___ Source records

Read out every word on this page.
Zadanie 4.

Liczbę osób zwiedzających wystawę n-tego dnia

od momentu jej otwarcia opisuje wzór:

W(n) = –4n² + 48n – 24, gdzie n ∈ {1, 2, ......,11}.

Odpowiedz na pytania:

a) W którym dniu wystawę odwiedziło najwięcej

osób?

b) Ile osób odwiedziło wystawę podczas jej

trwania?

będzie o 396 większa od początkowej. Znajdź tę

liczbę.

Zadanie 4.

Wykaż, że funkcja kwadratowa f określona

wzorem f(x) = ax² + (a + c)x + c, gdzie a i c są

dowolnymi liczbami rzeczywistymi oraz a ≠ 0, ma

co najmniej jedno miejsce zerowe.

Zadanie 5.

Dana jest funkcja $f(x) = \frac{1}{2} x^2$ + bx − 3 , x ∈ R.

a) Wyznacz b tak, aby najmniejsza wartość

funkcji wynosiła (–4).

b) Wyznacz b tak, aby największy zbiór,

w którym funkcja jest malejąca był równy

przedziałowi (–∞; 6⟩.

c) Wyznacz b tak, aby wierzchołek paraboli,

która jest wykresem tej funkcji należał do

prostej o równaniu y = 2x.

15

______

> Direction
Please set down each line of the records exactly as given.

> Problem solution
Read out every word on this page.
Zadanie 4.

Liczbę osób zwiedzających wystawę n-tego dnia

od momentu jej otwarcia opisuje wzór:

W(n) = –4n² + 48n – 24, gdzie n ∈ {1, 2, ......,11}.

Odpowiedz na pytania:

a) W którym dniu wystawę odwiedziło najwięcej

osób?

b) Ile osób odwiedziło wystawę podczas jej

trwania?

będzie o 396 większa od początkowej. Znajdź tę

liczbę.

Zadanie 4.

Wykaż, że funkcja kwadratowa f określona

wzorem f(x) = ax² + (a + c)x + c, gdzie a i c są

dowolnymi liczbami rzeczywistymi oraz a ≠ 0, ma

co najmniej jedno miejsce zerowe.

Zadanie 5.

Dana jest funkcja $f(x) = \frac{1}{2} x^2$ + bx − 3 , x ∈ R.

a) Wyznacz b tak, aby najmniejsza wartość

funkcji wynosiła (–4).

b) Wyznacz b tak, aby największy zbiór,

w którym funkcja jest malejąca był równy

przedziałowi (–∞; 6⟩.

c) Wyznacz b tak, aby wierzchołek paraboli,

która jest wykresem tej funkcji należał do

prostej o równaniu y = 2x.

15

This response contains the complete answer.